## Required work
From the listing below, return each line that includes "xmlns".

Recorded data:
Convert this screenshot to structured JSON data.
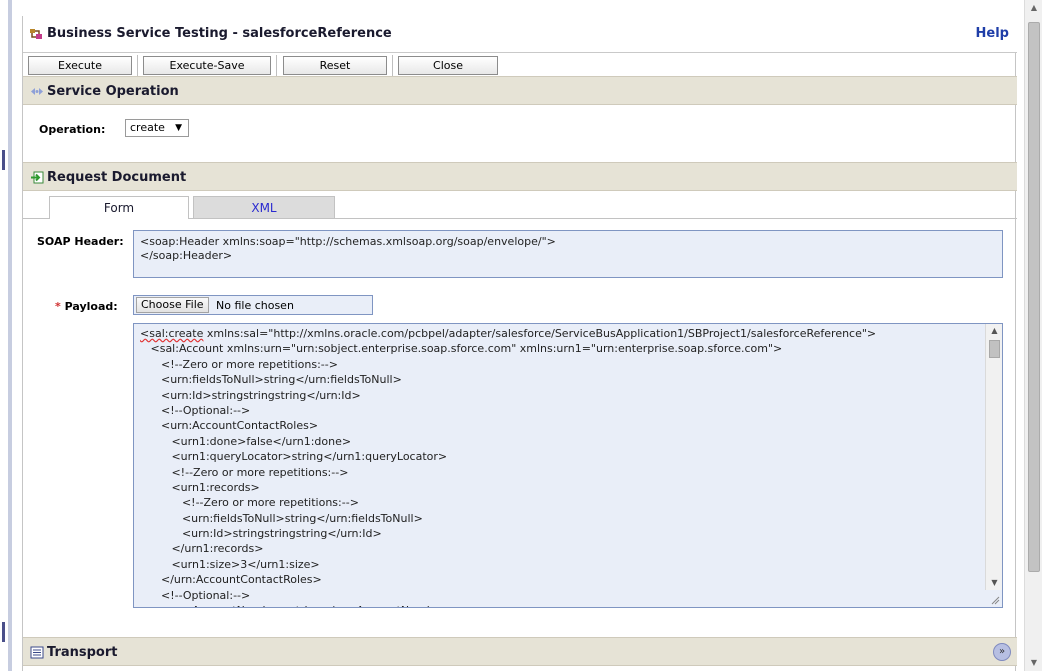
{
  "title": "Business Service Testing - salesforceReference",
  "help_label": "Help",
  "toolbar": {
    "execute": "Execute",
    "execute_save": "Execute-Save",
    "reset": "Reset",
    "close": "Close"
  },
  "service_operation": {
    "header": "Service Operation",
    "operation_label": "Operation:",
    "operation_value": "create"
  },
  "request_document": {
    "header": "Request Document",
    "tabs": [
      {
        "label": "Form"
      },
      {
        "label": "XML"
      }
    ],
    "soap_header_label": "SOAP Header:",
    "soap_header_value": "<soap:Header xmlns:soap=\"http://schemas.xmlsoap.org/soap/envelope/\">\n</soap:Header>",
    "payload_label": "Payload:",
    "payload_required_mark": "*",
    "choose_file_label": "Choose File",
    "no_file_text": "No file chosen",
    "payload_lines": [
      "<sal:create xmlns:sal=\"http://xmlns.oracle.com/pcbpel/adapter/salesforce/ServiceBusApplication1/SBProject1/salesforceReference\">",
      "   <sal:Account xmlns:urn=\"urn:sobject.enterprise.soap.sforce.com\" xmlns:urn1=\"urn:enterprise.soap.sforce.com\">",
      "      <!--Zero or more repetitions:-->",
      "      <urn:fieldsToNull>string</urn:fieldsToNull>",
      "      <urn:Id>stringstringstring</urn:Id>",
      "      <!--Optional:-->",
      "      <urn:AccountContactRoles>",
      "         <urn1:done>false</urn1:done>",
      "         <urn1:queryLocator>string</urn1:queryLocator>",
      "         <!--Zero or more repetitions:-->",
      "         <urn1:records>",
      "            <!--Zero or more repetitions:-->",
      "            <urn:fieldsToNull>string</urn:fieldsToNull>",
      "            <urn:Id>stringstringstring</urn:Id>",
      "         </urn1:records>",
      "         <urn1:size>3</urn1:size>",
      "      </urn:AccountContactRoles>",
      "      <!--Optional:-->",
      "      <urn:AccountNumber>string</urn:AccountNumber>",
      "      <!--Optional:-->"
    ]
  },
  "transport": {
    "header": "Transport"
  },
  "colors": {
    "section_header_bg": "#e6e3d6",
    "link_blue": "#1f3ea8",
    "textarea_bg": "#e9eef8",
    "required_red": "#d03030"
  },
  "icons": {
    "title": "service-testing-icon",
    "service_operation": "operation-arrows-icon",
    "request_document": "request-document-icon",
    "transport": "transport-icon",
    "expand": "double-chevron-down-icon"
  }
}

## Task response
    "soap_header_value": "<soap:Header xmlns:soap=\"http://schemas.xmlsoap.org/soap/envelope/\">\n</soap:Header>",
      "<sal:create xmlns:sal=\"http://xmlns.oracle.com/pcbpel/adapter/salesforce/ServiceBusApplication1/SBProject1/salesforceReference\">",
      "   <sal:Account xmlns:urn=\"urn:sobject.enterprise.soap.sforce.com\" xmlns:urn1=\"urn:enterprise.soap.sforce.com\">",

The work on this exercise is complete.